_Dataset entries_
◇ ◇ ◇

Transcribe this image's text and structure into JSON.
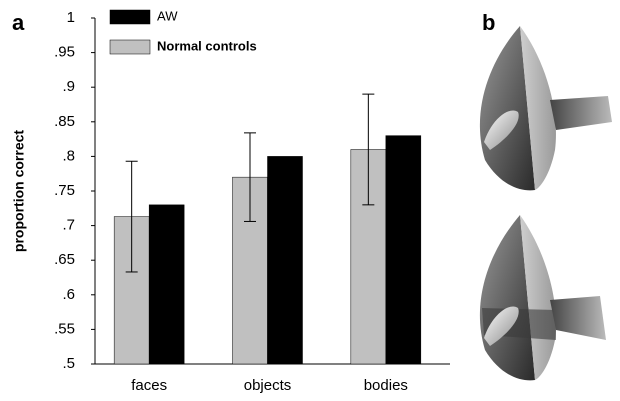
{
  "chart_data": {
    "type": "bar",
    "panel_labels": [
      "a",
      "b"
    ],
    "ylabel": "proportion correct",
    "categories": [
      "faces",
      "objects",
      "bodies"
    ],
    "series": [
      {
        "name": "AW",
        "color": "#000000",
        "values": [
          0.73,
          0.8,
          0.83
        ]
      },
      {
        "name": "Normal controls",
        "color": "#c0c0c0",
        "values": [
          0.713,
          0.77,
          0.81
        ],
        "errors": [
          0.08,
          0.064,
          0.08
        ]
      }
    ],
    "ylim": [
      0.5,
      1
    ],
    "yticks": [
      {
        "value": 0.5,
        "label": ".5"
      },
      {
        "value": 0.55,
        "label": ".55"
      },
      {
        "value": 0.6,
        "label": ".6"
      },
      {
        "value": 0.65,
        "label": ".65"
      },
      {
        "value": 0.7,
        "label": ".7"
      },
      {
        "value": 0.75,
        "label": ".75"
      },
      {
        "value": 0.8,
        "label": ".8"
      },
      {
        "value": 0.85,
        "label": ".85"
      },
      {
        "value": 0.9,
        "label": ".9"
      },
      {
        "value": 0.95,
        "label": ".95"
      },
      1
    ]
  }
}
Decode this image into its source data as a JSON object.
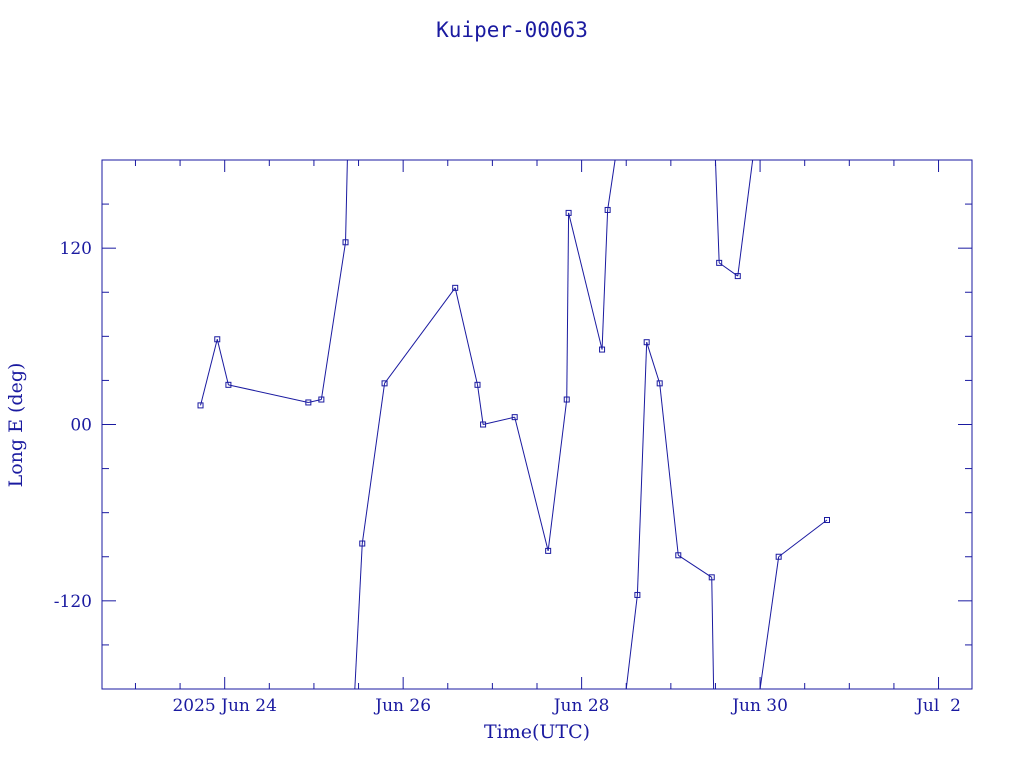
{
  "chart_data": {
    "type": "line",
    "title": "Kuiper-00063",
    "xlabel": "Time(UTC)",
    "ylabel": "Long E (deg)",
    "x_tick_labels": [
      "2025 Jun 24",
      "Jun 26",
      "Jun 28",
      "Jun 30",
      "Jul  2"
    ],
    "y_tick_labels": [
      "-120",
      "00",
      "120"
    ],
    "color": "#1a1aa0",
    "series": [
      {
        "points": [
          [
            "2025-06-23 17:30",
            13
          ],
          [
            "2025-06-23 22:00",
            58
          ],
          [
            "2025-06-24 01:00",
            27
          ],
          [
            "2025-06-24 22:30",
            15
          ],
          [
            "2025-06-25 02:00",
            17
          ],
          [
            "2025-06-25 08:30",
            124
          ],
          [
            "2025-06-25 09:00",
            180
          ],
          [
            "2025-06-25 11:00",
            -180
          ],
          [
            "2025-06-25 13:00",
            -81
          ],
          [
            "2025-06-25 19:00",
            28
          ],
          [
            "2025-06-26 14:00",
            93
          ],
          [
            "2025-06-26 20:00",
            27
          ],
          [
            "2025-06-26 21:30",
            0
          ],
          [
            "2025-06-27 06:00",
            5
          ],
          [
            "2025-06-27 15:00",
            -86
          ],
          [
            "2025-06-27 20:00",
            17
          ],
          [
            "2025-06-27 20:30",
            144
          ],
          [
            "2025-06-28 05:30",
            51
          ],
          [
            "2025-06-28 07:00",
            146
          ],
          [
            "2025-06-28 09:00",
            180
          ],
          [
            "2025-06-28 12:00",
            -180
          ],
          [
            "2025-06-28 15:00",
            -116
          ],
          [
            "2025-06-28 17:30",
            56
          ],
          [
            "2025-06-28 21:00",
            28
          ],
          [
            "2025-06-29 02:00",
            -89
          ],
          [
            "2025-06-29 11:00",
            -104
          ],
          [
            "2025-06-29 11:30",
            -180
          ],
          [
            "2025-06-29 12:00",
            180
          ],
          [
            "2025-06-29 13:00",
            110
          ],
          [
            "2025-06-29 18:00",
            101
          ],
          [
            "2025-06-29 22:00",
            180
          ],
          [
            "2025-06-30 00:00",
            -180
          ],
          [
            "2025-06-30 05:00",
            -90
          ],
          [
            "2025-06-30 18:00",
            -65
          ]
        ]
      }
    ],
    "xlim": [
      "2025-06-22 15:00",
      "2025-07-02 09:00"
    ],
    "ylim": [
      -180,
      180
    ],
    "y_ticks_major": [
      -120,
      0,
      120
    ],
    "y_tick_step_minor": 30,
    "x_tick_step_minor_hours": 12,
    "grid": false
  }
}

◇ ◇ ◇

What comes back should match the records exactly, minus any pictures.

Transcribe this image's text and structure into JSON.
{
  "chart_data": {
    "type": "bar",
    "panel_labels": [
      "a",
      "b"
    ],
    "ylabel": "proportion correct",
    "categories": [
      "faces",
      "objects",
      "bodies"
    ],
    "series": [
      {
        "name": "AW",
        "color": "#000000",
        "values": [
          0.73,
          0.8,
          0.83
        ]
      },
      {
        "name": "Normal controls",
        "color": "#c0c0c0",
        "values": [
          0.713,
          0.77,
          0.81
        ],
        "errors": [
          0.08,
          0.064,
          0.08
        ]
      }
    ],
    "ylim": [
      0.5,
      1
    ],
    "yticks": [
      {
        "value": 0.5,
        "label": ".5"
      },
      {
        "value": 0.55,
        "label": ".55"
      },
      {
        "value": 0.6,
        "label": ".6"
      },
      {
        "value": 0.65,
        "label": ".65"
      },
      {
        "value": 0.7,
        "label": ".7"
      },
      {
        "value": 0.75,
        "label": ".75"
      },
      {
        "value": 0.8,
        "label": ".8"
      },
      {
        "value": 0.85,
        "label": ".85"
      },
      {
        "value": 0.9,
        "label": ".9"
      },
      {
        "value": 0.95,
        "label": ".95"
      },
      1
    ]
  }
}
Decode this image into its source data as a JSON object.
{
  "chart_data": {
    "type": "line",
    "title": "Kuiper-00063",
    "xlabel": "Time(UTC)",
    "ylabel": "Long E (deg)",
    "x_tick_labels": [
      "2025 Jun 24",
      "Jun 26",
      "Jun 28",
      "Jun 30",
      "Jul  2"
    ],
    "y_tick_labels": [
      "-120",
      "00",
      "120"
    ],
    "color": "#1a1aa0",
    "series": [
      {
        "points": [
          [
            "2025-06-23 17:30",
            13
          ],
          [
            "2025-06-23 22:00",
            58
          ],
          [
            "2025-06-24 01:00",
            27
          ],
          [
            "2025-06-24 22:30",
            15
          ],
          [
            "2025-06-25 02:00",
            17
          ],
          [
            "2025-06-25 08:30",
            124
          ],
          [
            "2025-06-25 09:00",
            180
          ],
          [
            "2025-06-25 11:00",
            -180
          ],
          [
            "2025-06-25 13:00",
            -81
          ],
          [
            "2025-06-25 19:00",
            28
          ],
          [
            "2025-06-26 14:00",
            93
          ],
          [
            "2025-06-26 20:00",
            27
          ],
          [
            "2025-06-26 21:30",
            0
          ],
          [
            "2025-06-27 06:00",
            5
          ],
          [
            "2025-06-27 15:00",
            -86
          ],
          [
            "2025-06-27 20:00",
            17
          ],
          [
            "2025-06-27 20:30",
            144
          ],
          [
            "2025-06-28 05:30",
            51
          ],
          [
            "2025-06-28 07:00",
            146
          ],
          [
            "2025-06-28 09:00",
            180
          ],
          [
            "2025-06-28 12:00",
            -180
          ],
          [
            "2025-06-28 15:00",
            -116
          ],
          [
            "2025-06-28 17:30",
            56
          ],
          [
            "2025-06-28 21:00",
            28
          ],
          [
            "2025-06-29 02:00",
            -89
          ],
          [
            "2025-06-29 11:00",
            -104
          ],
          [
            "2025-06-29 11:30",
            -180
          ],
          [
            "2025-06-29 12:00",
            180
          ],
          [
            "2025-06-29 13:00",
            110
          ],
          [
            "2025-06-29 18:00",
            101
          ],
          [
            "2025-06-29 22:00",
            180
          ],
          [
            "2025-06-30 00:00",
            -180
          ],
          [
            "2025-06-30 05:00",
            -90
          ],
          [
            "2025-06-30 18:00",
            -65
          ]
        ]
      }
    ],
    "xlim": [
      "2025-06-22 15:00",
      "2025-07-02 09:00"
    ],
    "ylim": [
      -180,
      180
    ],
    "y_ticks_major": [
      -120,
      0,
      120
    ],
    "y_tick_step_minor": 30,
    "x_tick_step_minor_hours": 12,
    "grid": false
  }
}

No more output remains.